PROMPT => Go through the data and copy every line exactly, but not the images.

[Collected data entries]
▶

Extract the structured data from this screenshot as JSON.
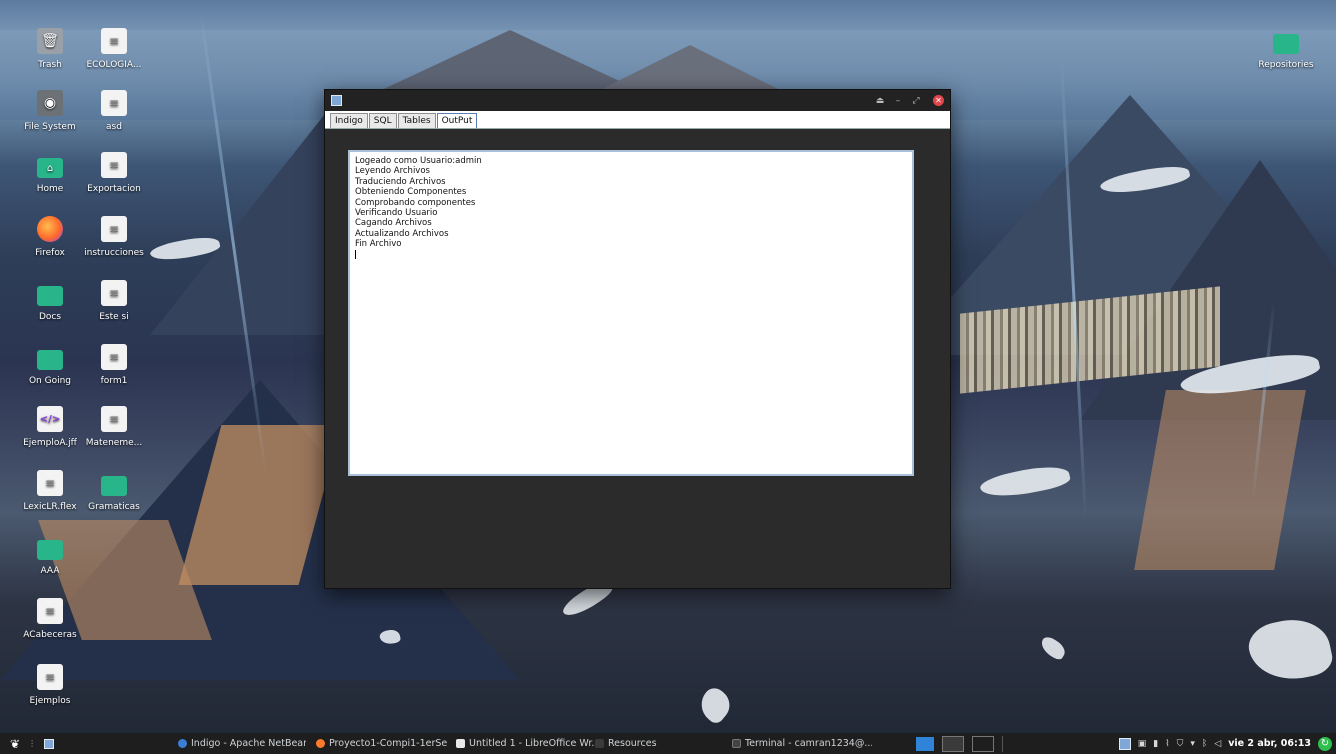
{
  "desktop": {
    "icons": [
      {
        "label": "Trash",
        "glyph": "trash-icon"
      },
      {
        "label": "ECOLOGIA...",
        "glyph": "document-icon"
      },
      {
        "label": "File System",
        "glyph": "drive-icon"
      },
      {
        "label": "asd",
        "glyph": "document-icon"
      },
      {
        "label": "Home",
        "glyph": "home-folder-icon"
      },
      {
        "label": "Exportacion",
        "glyph": "document-icon"
      },
      {
        "label": "Firefox",
        "glyph": "firefox-icon"
      },
      {
        "label": "instrucciones",
        "glyph": "document-icon"
      },
      {
        "label": "Docs",
        "glyph": "folder-icon"
      },
      {
        "label": "Este si",
        "glyph": "document-icon"
      },
      {
        "label": "On Going",
        "glyph": "folder-icon"
      },
      {
        "label": "form1",
        "glyph": "document-icon"
      },
      {
        "label": "EjemploA.jff",
        "glyph": "code-file-icon"
      },
      {
        "label": "Mateneme...",
        "glyph": "document-icon"
      },
      {
        "label": "LexicLR.flex",
        "glyph": "document-icon"
      },
      {
        "label": "Gramaticas",
        "glyph": "folder-icon"
      },
      {
        "label": "AAA",
        "glyph": "folder-icon"
      },
      {
        "label": "ACabeceras",
        "glyph": "document-icon"
      },
      {
        "label": "Ejemplos",
        "glyph": "document-icon"
      },
      {
        "label": "Repositories",
        "glyph": "folder-icon"
      }
    ]
  },
  "window": {
    "tabs": [
      "Indigo",
      "SQL",
      "Tables",
      "OutPut"
    ],
    "active_tab": "OutPut",
    "output_lines": [
      "Logeado como Usuario:admin",
      "Leyendo Archivos",
      "Traduciendo Archivos",
      "Obteniendo Componentes",
      "Comprobando componentes",
      "Verificando Usuario",
      "Cagando Archivos",
      "Actualizando Archivos",
      "Fin Archivo"
    ]
  },
  "taskbar": {
    "tasks": [
      "Indigo - Apache NetBeans...",
      "Proyecto1-Compi1-1erSe...",
      "Untitled 1 - LibreOffice Wr...",
      "Resources",
      "Terminal - camran1234@..."
    ],
    "clock": "vie 2 abr, 06:13"
  }
}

◀

THE RESULT =>
Extract the structured data from this screenshot as JSON.
{
  "desktop": {
    "icons": [
      {
        "label": "Trash",
        "glyph": "trash-icon"
      },
      {
        "label": "ECOLOGIA...",
        "glyph": "document-icon"
      },
      {
        "label": "File System",
        "glyph": "drive-icon"
      },
      {
        "label": "asd",
        "glyph": "document-icon"
      },
      {
        "label": "Home",
        "glyph": "home-folder-icon"
      },
      {
        "label": "Exportacion",
        "glyph": "document-icon"
      },
      {
        "label": "Firefox",
        "glyph": "firefox-icon"
      },
      {
        "label": "instrucciones",
        "glyph": "document-icon"
      },
      {
        "label": "Docs",
        "glyph": "folder-icon"
      },
      {
        "label": "Este si",
        "glyph": "document-icon"
      },
      {
        "label": "On Going",
        "glyph": "folder-icon"
      },
      {
        "label": "form1",
        "glyph": "document-icon"
      },
      {
        "label": "EjemploA.jff",
        "glyph": "code-file-icon"
      },
      {
        "label": "Mateneme...",
        "glyph": "document-icon"
      },
      {
        "label": "LexicLR.flex",
        "glyph": "document-icon"
      },
      {
        "label": "Gramaticas",
        "glyph": "folder-icon"
      },
      {
        "label": "AAA",
        "glyph": "folder-icon"
      },
      {
        "label": "ACabeceras",
        "glyph": "document-icon"
      },
      {
        "label": "Ejemplos",
        "glyph": "document-icon"
      },
      {
        "label": "Repositories",
        "glyph": "folder-icon"
      }
    ]
  },
  "window": {
    "tabs": [
      "Indigo",
      "SQL",
      "Tables",
      "OutPut"
    ],
    "active_tab": "OutPut",
    "output_lines": [
      "Logeado como Usuario:admin",
      "Leyendo Archivos",
      "Traduciendo Archivos",
      "Obteniendo Componentes",
      "Comprobando componentes",
      "Verificando Usuario",
      "Cagando Archivos",
      "Actualizando Archivos",
      "Fin Archivo"
    ]
  },
  "taskbar": {
    "tasks": [
      "Indigo - Apache NetBeans...",
      "Proyecto1-Compi1-1erSe...",
      "Untitled 1 - LibreOffice Wr...",
      "Resources",
      "Terminal - camran1234@..."
    ],
    "clock": "vie 2 abr, 06:13"
  }
}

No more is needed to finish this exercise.